* **Required work**:
Copy out the listing that follows exactly, dropping every picture.

* **Information given**:
╭──

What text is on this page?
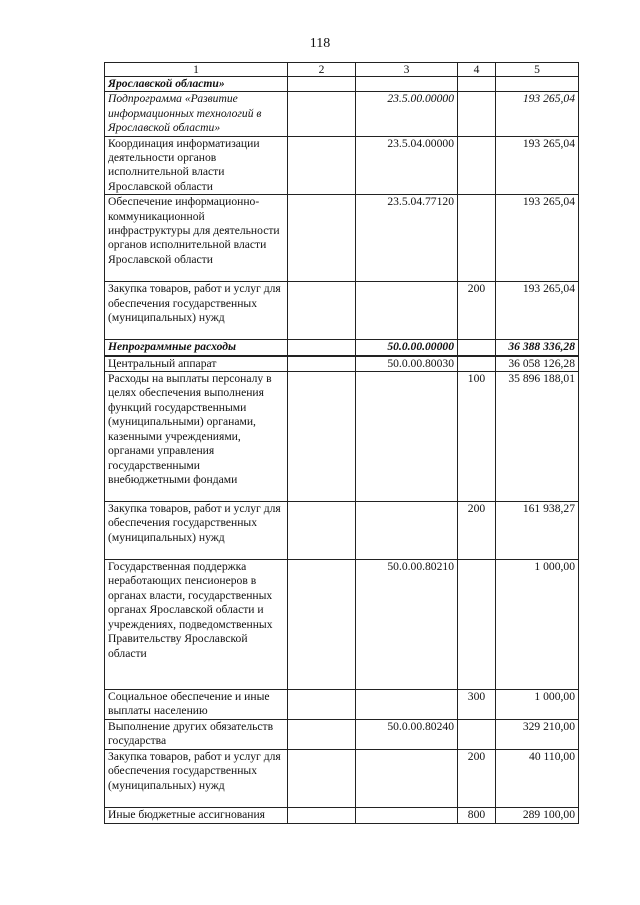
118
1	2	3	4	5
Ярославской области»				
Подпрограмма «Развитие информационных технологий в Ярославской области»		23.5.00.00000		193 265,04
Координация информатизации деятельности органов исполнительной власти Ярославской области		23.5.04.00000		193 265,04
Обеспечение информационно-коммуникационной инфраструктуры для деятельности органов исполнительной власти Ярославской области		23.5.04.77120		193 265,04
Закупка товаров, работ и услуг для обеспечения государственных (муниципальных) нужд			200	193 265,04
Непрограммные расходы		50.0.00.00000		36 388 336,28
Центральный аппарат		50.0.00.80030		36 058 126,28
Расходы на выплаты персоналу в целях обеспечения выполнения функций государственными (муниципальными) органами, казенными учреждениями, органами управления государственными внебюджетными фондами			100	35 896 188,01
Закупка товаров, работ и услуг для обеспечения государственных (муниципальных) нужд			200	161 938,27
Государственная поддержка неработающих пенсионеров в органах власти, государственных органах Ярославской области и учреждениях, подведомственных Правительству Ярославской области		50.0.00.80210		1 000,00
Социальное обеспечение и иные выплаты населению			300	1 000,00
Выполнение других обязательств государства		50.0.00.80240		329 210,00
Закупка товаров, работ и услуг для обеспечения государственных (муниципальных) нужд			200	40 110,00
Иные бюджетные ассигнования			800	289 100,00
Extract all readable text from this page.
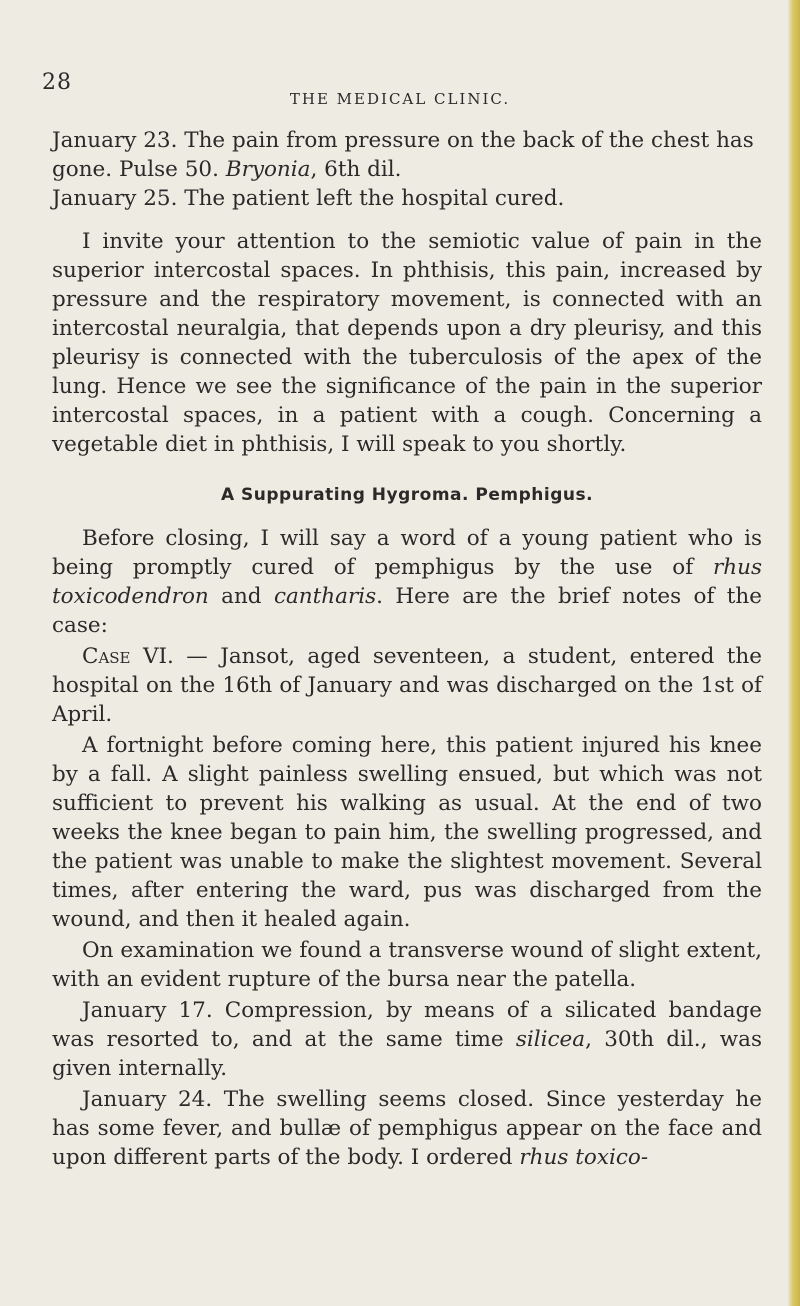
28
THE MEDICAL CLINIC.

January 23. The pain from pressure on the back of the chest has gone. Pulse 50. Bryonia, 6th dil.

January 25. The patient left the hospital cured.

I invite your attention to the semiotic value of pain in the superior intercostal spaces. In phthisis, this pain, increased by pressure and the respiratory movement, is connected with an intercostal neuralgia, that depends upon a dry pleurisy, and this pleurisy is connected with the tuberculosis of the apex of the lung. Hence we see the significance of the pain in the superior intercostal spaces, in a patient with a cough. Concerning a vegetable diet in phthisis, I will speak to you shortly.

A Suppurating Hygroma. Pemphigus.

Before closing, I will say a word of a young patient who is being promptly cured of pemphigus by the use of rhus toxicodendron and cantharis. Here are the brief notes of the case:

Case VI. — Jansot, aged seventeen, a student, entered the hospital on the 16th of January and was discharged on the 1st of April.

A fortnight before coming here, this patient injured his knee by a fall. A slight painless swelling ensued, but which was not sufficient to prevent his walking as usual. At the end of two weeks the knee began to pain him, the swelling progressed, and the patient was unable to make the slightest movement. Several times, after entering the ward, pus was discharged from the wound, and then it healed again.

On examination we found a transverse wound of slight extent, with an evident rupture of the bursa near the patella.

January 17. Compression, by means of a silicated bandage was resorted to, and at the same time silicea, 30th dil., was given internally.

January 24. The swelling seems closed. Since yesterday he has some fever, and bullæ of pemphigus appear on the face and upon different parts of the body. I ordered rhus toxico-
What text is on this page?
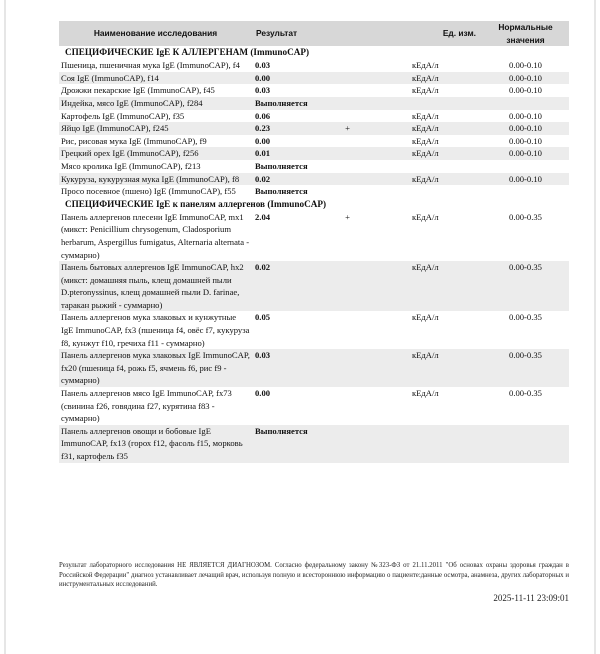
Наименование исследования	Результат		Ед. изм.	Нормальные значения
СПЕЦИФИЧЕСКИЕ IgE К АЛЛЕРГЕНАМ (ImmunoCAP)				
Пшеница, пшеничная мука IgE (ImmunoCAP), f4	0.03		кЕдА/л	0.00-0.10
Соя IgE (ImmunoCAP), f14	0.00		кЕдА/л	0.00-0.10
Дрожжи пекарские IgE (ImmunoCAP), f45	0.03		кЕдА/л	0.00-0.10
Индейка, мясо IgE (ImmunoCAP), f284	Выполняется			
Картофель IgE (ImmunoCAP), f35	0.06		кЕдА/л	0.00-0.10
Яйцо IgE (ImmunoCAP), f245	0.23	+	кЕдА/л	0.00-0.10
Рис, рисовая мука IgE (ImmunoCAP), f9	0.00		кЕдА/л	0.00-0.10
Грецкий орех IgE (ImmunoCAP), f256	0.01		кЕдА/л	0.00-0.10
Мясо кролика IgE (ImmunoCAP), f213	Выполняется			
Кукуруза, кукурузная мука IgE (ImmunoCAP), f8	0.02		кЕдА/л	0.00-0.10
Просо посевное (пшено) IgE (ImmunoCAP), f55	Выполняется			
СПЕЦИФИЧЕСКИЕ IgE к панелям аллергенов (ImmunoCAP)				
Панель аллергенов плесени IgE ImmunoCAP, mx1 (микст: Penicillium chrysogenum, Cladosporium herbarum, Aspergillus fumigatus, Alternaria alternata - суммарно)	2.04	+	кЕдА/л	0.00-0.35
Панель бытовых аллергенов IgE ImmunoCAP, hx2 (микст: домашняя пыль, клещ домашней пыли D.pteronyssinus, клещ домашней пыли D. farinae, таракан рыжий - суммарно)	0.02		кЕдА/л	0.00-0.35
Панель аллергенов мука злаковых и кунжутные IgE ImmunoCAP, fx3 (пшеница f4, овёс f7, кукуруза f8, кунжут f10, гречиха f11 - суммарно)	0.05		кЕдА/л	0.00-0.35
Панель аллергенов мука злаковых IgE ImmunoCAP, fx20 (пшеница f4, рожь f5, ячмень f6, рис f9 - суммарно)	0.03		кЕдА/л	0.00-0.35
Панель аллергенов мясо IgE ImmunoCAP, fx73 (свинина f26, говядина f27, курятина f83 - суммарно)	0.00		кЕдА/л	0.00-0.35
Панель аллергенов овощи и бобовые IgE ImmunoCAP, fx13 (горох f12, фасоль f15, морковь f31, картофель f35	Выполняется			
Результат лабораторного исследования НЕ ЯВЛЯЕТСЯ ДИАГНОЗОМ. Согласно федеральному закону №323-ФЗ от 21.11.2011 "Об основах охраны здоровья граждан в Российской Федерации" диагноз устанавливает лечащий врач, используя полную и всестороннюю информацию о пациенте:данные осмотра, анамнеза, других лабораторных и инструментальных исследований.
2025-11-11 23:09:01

╰──

* **Solution for this task**:
What text is on this page?
118
1	2	3	4	5
Ярославской области»				
Подпрограмма «Развитие информационных технологий в Ярославской области»		23.5.00.00000		193 265,04
Координация информатизации деятельности органов исполнительной власти Ярославской области		23.5.04.00000		193 265,04
Обеспечение информационно-коммуникационной инфраструктуры для деятельности органов исполнительной власти Ярославской области		23.5.04.77120		193 265,04
Закупка товаров, работ и услуг для обеспечения государственных (муниципальных) нужд			200	193 265,04
Непрограммные расходы		50.0.00.00000		36 388 336,28
Центральный аппарат		50.0.00.80030		36 058 126,28
Расходы на выплаты персоналу в целях обеспечения выполнения функций государственными (муниципальными) органами, казенными учреждениями, органами управления государственными внебюджетными фондами			100	35 896 188,01
Закупка товаров, работ и услуг для обеспечения государственных (муниципальных) нужд			200	161 938,27
Государственная поддержка неработающих пенсионеров в органах власти, государственных органах Ярославской области и учреждениях, подведомственных Правительству Ярославской области		50.0.00.80210		1 000,00
Социальное обеспечение и иные выплаты населению			300	1 000,00
Выполнение других обязательств государства		50.0.00.80240		329 210,00
Закупка товаров, работ и услуг для обеспечения государственных (муниципальных) нужд			200	40 110,00
Иные бюджетные ассигнования			800	289 100,00
Extract all readable text from this page.
28
THE MEDICAL CLINIC.

January 23. The pain from pressure on the back of the chest has gone. Pulse 50. Bryonia, 6th dil.

January 25. The patient left the hospital cured.

I invite your attention to the semiotic value of pain in the superior intercostal spaces. In phthisis, this pain, increased by pressure and the respiratory movement, is connected with an intercostal neuralgia, that depends upon a dry pleurisy, and this pleurisy is connected with the tuberculosis of the apex of the lung. Hence we see the significance of the pain in the superior intercostal spaces, in a patient with a cough. Concerning a vegetable diet in phthisis, I will speak to you shortly.

A Suppurating Hygroma. Pemphigus.

Before closing, I will say a word of a young patient who is being promptly cured of pemphigus by the use of rhus toxicodendron and cantharis. Here are the brief notes of the case:

Case VI. — Jansot, aged seventeen, a student, entered the hospital on the 16th of January and was discharged on the 1st of April.

A fortnight before coming here, this patient injured his knee by a fall. A slight painless swelling ensued, but which was not sufficient to prevent his walking as usual. At the end of two weeks the knee began to pain him, the swelling progressed, and the patient was unable to make the slightest movement. Several times, after entering the ward, pus was discharged from the wound, and then it healed again.

On examination we found a transverse wound of slight extent, with an evident rupture of the bursa near the patella.

January 17. Compression, by means of a silicated bandage was resorted to, and at the same time silicea, 30th dil., was given internally.

January 24. The swelling seems closed. Since yesterday he has some fever, and bullæ of pemphigus appear on the face and upon different parts of the body. I ordered rhus toxico-
What text is on this page?
Наименование исследования	Результат		Ед. изм.	Нормальные значения
СПЕЦИФИЧЕСКИЕ IgE К АЛЛЕРГЕНАМ (ImmunoCAP)				
Пшеница, пшеничная мука IgE (ImmunoCAP), f4	0.03		кЕдА/л	0.00-0.10
Соя IgE (ImmunoCAP), f14	0.00		кЕдА/л	0.00-0.10
Дрожжи пекарские IgE (ImmunoCAP), f45	0.03		кЕдА/л	0.00-0.10
Индейка, мясо IgE (ImmunoCAP), f284	Выполняется			
Картофель IgE (ImmunoCAP), f35	0.06		кЕдА/л	0.00-0.10
Яйцо IgE (ImmunoCAP), f245	0.23	+	кЕдА/л	0.00-0.10
Рис, рисовая мука IgE (ImmunoCAP), f9	0.00		кЕдА/л	0.00-0.10
Грецкий орех IgE (ImmunoCAP), f256	0.01		кЕдА/л	0.00-0.10
Мясо кролика IgE (ImmunoCAP), f213	Выполняется			
Кукуруза, кукурузная мука IgE (ImmunoCAP), f8	0.02		кЕдА/л	0.00-0.10
Просо посевное (пшено) IgE (ImmunoCAP), f55	Выполняется			
СПЕЦИФИЧЕСКИЕ IgE к панелям аллергенов (ImmunoCAP)				
Панель аллергенов плесени IgE ImmunoCAP, mx1 (микст: Penicillium chrysogenum, Cladosporium herbarum, Aspergillus fumigatus, Alternaria alternata - суммарно)	2.04	+	кЕдА/л	0.00-0.35
Панель бытовых аллергенов IgE ImmunoCAP, hx2 (микст: домашняя пыль, клещ домашней пыли D.pteronyssinus, клещ домашней пыли D. farinae, таракан рыжий - суммарно)	0.02		кЕдА/л	0.00-0.35
Панель аллергенов мука злаковых и кунжутные IgE ImmunoCAP, fx3 (пшеница f4, овёс f7, кукуруза f8, кунжут f10, гречиха f11 - суммарно)	0.05		кЕдА/л	0.00-0.35
Панель аллергенов мука злаковых IgE ImmunoCAP, fx20 (пшеница f4, рожь f5, ячмень f6, рис f9 - суммарно)	0.03		кЕдА/л	0.00-0.35
Панель аллергенов мясо IgE ImmunoCAP, fx73 (свинина f26, говядина f27, курятина f83 - суммарно)	0.00		кЕдА/л	0.00-0.35
Панель аллергенов овощи и бобовые IgE ImmunoCAP, fx13 (горох f12, фасоль f15, морковь f31, картофель f35	Выполняется			
Результат лабораторного исследования НЕ ЯВЛЯЕТСЯ ДИАГНОЗОМ. Согласно федеральному закону №323-ФЗ от 21.11.2011 "Об основах охраны здоровья граждан в Российской Федерации" диагноз устанавливает лечащий врач, используя полную и всестороннюю информацию о пациенте:данные осмотра, анамнеза, других лабораторных и инструментальных исследований.
2025-11-11 23:09:01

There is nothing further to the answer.